TEXT EXTRACT –
Garbage being part of the building??? I’m sorry but what in Sam Hill would make anyone believe that REFUSE would be considered PART of the building? It’s called “refuse” for a reason!

But that’s still not defamation–if he won, then he had to convince a jury that his employees were lying about him. So what was the lie?

The main reason they have that policy is because in the past people would abuse snacking rules.
Hmm I want some skittles (RIP) Opps looks like this bag is damaged.
Years ago some McDonalds near me would let the employees take home any food left over at closing.
It stopped when employees in the last hour would start taking orders from the others employees for what they wanted to take home.
As with so much abuses by a few ruin it for everyone else

Maybe if McDicks actually fed their employees, they wouldn’t feel the need to game the system in the only ways they can. Or heck, if they paid more than minimum wage. Not like they wouldn’t be able to afford either on those profit margins of theirs. If they’re gonna treat their employees like shite then there’s no surprise when the employees rebel in any way that won’t jeopardize their rent for the month

McDonalds DOES feed their employees. And they pay them more than minimum wage in most places. But they can’t afford to pay them much more; their profit margins aren’t very good, actually. Also, pretty sure the franchise owners generally negotiate wages with the employees, not corporate.

But anyway, I wouldn’t say a few people abusing the generosity ruined it for everyone else; it’s laws about liability and wrongful termination that ruin it for everyone else. It’s like rules today about using the internet for anything besides work; corporate generally doesn’t give a damn if you spend your last 10 minutes of the day reading the news, and it’s not because Becca can’t get off Facebook that everyone is banned–it’s because if they try to fire Becca for CONSTANTLY using Facebook while everyone else is free to screw around online reasonably, she can claim it’s discrimination or retaliation because she accused her boss of some BS 2 months ago. Poorly-defined rules like that invite challenges and arguments, so they instead make the rules rock-solid and aggressively enforce them, so no one can ever claim they are being singled-out.

GIVEN INFORMATION –
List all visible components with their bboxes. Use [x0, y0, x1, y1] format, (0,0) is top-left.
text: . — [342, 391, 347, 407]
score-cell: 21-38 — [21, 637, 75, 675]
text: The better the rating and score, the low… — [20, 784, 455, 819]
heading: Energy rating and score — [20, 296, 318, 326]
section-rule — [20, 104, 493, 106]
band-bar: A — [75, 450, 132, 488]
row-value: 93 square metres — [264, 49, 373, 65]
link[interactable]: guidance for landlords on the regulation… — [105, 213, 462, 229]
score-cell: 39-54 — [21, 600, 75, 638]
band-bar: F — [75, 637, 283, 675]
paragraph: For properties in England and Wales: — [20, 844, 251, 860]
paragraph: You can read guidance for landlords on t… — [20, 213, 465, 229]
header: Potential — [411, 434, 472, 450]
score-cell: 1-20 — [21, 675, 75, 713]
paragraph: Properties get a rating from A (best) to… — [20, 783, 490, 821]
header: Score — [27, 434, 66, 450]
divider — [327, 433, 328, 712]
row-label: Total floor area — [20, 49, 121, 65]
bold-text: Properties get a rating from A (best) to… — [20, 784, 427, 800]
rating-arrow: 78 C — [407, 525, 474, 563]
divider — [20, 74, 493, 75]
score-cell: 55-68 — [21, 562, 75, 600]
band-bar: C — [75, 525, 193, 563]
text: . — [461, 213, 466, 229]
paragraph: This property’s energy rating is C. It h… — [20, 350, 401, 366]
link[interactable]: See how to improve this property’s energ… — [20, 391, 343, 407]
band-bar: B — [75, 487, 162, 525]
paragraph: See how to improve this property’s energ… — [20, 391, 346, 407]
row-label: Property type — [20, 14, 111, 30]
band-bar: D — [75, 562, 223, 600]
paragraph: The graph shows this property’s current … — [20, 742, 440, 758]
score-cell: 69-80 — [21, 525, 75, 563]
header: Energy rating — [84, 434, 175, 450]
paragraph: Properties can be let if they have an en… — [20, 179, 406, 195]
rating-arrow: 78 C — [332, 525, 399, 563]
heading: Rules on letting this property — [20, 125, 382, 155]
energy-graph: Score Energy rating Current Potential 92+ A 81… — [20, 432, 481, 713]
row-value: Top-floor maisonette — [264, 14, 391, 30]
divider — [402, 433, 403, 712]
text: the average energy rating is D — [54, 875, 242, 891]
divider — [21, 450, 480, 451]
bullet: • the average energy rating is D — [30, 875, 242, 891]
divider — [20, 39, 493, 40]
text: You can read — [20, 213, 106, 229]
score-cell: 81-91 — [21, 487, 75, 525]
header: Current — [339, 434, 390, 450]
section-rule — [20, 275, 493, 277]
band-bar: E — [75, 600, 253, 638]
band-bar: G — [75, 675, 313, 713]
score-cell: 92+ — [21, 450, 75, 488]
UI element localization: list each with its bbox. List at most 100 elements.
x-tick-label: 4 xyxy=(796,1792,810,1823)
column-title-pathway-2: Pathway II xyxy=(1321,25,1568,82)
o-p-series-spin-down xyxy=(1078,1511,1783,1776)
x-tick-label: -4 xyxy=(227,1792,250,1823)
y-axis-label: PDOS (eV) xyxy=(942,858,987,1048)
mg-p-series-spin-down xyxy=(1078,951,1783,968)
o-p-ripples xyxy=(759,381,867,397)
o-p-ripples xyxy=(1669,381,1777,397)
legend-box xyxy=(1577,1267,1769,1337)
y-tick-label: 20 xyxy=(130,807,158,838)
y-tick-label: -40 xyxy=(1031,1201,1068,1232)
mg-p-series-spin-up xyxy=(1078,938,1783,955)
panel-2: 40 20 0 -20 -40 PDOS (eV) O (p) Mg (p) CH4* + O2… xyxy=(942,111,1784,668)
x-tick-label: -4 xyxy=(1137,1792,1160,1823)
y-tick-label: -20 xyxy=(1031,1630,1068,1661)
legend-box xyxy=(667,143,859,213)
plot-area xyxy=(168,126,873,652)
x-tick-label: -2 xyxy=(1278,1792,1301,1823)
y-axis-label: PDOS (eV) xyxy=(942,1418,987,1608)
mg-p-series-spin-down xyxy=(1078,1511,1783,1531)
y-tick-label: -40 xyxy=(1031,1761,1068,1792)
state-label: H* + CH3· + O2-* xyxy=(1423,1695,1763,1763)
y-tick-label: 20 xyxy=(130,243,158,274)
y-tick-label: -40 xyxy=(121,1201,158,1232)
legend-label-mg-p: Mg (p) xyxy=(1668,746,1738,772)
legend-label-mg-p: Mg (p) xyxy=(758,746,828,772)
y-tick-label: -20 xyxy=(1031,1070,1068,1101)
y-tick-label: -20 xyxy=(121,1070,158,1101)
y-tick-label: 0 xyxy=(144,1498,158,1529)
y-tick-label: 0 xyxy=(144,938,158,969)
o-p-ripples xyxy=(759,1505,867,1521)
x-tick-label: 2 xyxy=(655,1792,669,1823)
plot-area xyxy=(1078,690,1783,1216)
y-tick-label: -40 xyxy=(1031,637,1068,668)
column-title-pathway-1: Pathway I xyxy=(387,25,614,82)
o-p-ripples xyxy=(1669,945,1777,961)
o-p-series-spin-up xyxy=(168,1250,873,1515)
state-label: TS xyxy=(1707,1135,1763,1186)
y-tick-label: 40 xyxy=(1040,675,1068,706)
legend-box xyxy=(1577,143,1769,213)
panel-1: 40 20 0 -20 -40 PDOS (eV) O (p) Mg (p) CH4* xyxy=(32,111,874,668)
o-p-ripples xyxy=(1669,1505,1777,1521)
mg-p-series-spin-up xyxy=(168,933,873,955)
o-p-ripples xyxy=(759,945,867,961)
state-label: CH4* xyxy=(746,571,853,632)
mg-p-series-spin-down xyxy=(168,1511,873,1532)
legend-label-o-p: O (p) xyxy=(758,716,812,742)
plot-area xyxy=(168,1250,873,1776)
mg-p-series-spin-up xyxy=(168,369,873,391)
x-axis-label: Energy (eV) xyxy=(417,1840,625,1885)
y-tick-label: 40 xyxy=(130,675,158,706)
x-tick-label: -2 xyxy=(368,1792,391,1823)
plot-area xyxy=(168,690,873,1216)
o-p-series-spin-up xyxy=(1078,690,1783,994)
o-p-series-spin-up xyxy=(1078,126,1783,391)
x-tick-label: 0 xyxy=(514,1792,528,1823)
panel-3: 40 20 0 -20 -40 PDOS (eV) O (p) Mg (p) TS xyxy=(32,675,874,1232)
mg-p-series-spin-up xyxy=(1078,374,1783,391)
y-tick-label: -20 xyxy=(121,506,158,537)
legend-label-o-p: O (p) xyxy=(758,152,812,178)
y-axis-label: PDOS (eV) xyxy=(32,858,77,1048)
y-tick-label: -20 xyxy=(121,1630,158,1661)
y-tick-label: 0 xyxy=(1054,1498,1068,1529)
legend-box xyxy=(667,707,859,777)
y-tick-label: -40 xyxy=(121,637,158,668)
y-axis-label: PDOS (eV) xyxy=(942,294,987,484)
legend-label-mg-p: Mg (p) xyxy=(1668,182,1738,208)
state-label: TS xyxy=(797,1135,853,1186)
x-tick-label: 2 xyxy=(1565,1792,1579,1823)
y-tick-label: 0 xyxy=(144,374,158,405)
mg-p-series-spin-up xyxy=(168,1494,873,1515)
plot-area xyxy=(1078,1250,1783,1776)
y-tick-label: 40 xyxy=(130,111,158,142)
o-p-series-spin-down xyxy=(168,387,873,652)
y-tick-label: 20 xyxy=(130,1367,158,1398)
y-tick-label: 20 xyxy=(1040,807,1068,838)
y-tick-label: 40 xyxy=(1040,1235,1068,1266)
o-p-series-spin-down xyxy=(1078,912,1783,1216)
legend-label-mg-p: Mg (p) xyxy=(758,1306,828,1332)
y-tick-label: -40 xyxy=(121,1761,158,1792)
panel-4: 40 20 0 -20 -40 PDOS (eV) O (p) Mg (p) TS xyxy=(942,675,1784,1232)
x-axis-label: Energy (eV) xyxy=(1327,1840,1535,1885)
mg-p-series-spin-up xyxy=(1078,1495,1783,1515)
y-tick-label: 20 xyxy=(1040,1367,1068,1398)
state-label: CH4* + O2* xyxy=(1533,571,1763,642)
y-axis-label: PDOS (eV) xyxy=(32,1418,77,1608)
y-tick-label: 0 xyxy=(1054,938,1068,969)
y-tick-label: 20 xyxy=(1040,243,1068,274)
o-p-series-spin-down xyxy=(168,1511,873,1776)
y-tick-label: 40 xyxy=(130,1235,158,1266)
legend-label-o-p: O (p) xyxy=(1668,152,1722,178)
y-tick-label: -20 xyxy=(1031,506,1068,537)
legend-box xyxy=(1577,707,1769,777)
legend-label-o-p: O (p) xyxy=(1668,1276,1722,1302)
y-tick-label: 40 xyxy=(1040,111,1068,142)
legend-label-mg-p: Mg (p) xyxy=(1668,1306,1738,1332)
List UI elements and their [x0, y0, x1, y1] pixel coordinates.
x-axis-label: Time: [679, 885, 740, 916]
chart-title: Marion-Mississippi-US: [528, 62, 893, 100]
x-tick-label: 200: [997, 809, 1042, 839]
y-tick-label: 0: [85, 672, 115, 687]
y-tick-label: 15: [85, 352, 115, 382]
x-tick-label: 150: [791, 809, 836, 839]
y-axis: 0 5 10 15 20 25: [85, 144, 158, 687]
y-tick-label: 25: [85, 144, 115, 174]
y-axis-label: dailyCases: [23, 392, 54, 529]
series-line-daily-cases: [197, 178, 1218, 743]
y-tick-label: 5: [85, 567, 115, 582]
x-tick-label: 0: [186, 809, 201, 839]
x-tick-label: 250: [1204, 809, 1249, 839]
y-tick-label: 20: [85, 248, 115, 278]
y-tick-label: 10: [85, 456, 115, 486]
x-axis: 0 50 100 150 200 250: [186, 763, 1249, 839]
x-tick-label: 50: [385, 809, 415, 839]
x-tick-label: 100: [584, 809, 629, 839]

OBJECTIVE 1 – Can you echo, word for word, the part of the comment thread on employee food rules that opens with the words containing "It stopped when" and closes with "employees, not corporate."?
OBJECTIVE 2 – In the comment thread on employee food rules, what did some McDonald's locations once let employees do at closing?

EXPECTED OUTPUT 1 –
It stopped when employees in the last hour would start taking orders from the others employees for what they wanted to take home.
As with so much abuses by a few ruin it for everyone else

Maybe if McDicks actually fed their employees, they wouldn’t feel the need to game the system in the only ways they can. Or heck, if they paid more than minimum wage. Not like they wouldn’t be able to afford either on those profit margins of theirs. If they’re gonna treat their employees like shite then there’s no surprise when the employees rebel in any way that won’t jeopardize their rent for the month

McDonalds DOES feed their employees. And they pay them more than minimum wage in most places. But they can’t afford to pay them much more; their profit margins aren’t very good, actually. Also, pretty sure the franchise owners generally negotiate wages with the employees, not corporate.

EXPECTED OUTPUT 2 – Take home any food left over at closing.